— Exercise objective —
Copy out the lines of the records below word for word, omitting the pictures.

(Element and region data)
────────────────

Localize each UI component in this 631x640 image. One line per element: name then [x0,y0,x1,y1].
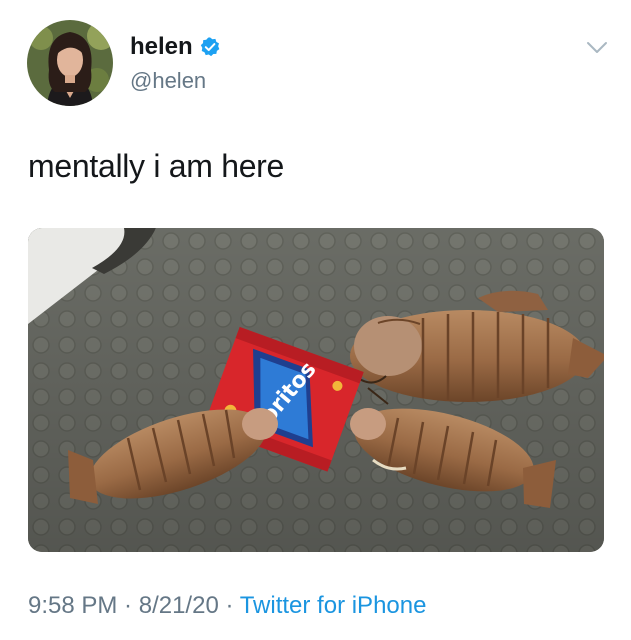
chevron-down-icon[interactable] [584,38,610,58]
verified-badge-icon [199,36,221,58]
display-name[interactable]: helen [130,33,193,61]
avatar[interactable] [27,20,113,106]
meta-separator: · [218,592,240,619]
tweet-text: mentally i am here [28,148,285,184]
tweet-meta: 9:58 PM · 8/21/20 · Twitter for iPhone [28,592,426,620]
user-handle[interactable]: @helen [130,68,206,94]
tweet-photo[interactable]: Doritos [28,228,604,552]
tweet-date[interactable]: 8/21/20 [139,592,219,619]
name-row: helen [130,33,221,61]
tweet-time[interactable]: 9:58 PM [28,592,117,619]
meta-separator: · [117,592,139,619]
tweet-source-link[interactable]: Twitter for iPhone [240,592,427,619]
tweet-card: helen @helen mentally i am here Doritos … [0,0,631,640]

────────────────

— Complete response —
Localize each UI component in this 631x640 image. One line per element: name then [x0,y0,x1,y1].
chevron-down-icon[interactable] [584,38,610,58]
verified-badge-icon [199,36,221,58]
display-name[interactable]: helen [130,33,193,61]
avatar[interactable] [27,20,113,106]
meta-separator: · [218,592,240,619]
tweet-text: mentally i am here [28,148,285,184]
tweet-meta: 9:58 PM · 8/21/20 · Twitter for iPhone [28,592,426,620]
user-handle[interactable]: @helen [130,68,206,94]
tweet-photo[interactable]: Doritos [28,228,604,552]
tweet-date[interactable]: 8/21/20 [139,592,219,619]
name-row: helen [130,33,221,61]
tweet-time[interactable]: 9:58 PM [28,592,117,619]
meta-separator: · [117,592,139,619]
tweet-source-link[interactable]: Twitter for iPhone [240,592,427,619]
tweet-card: helen @helen mentally i am here Doritos … [0,0,631,640]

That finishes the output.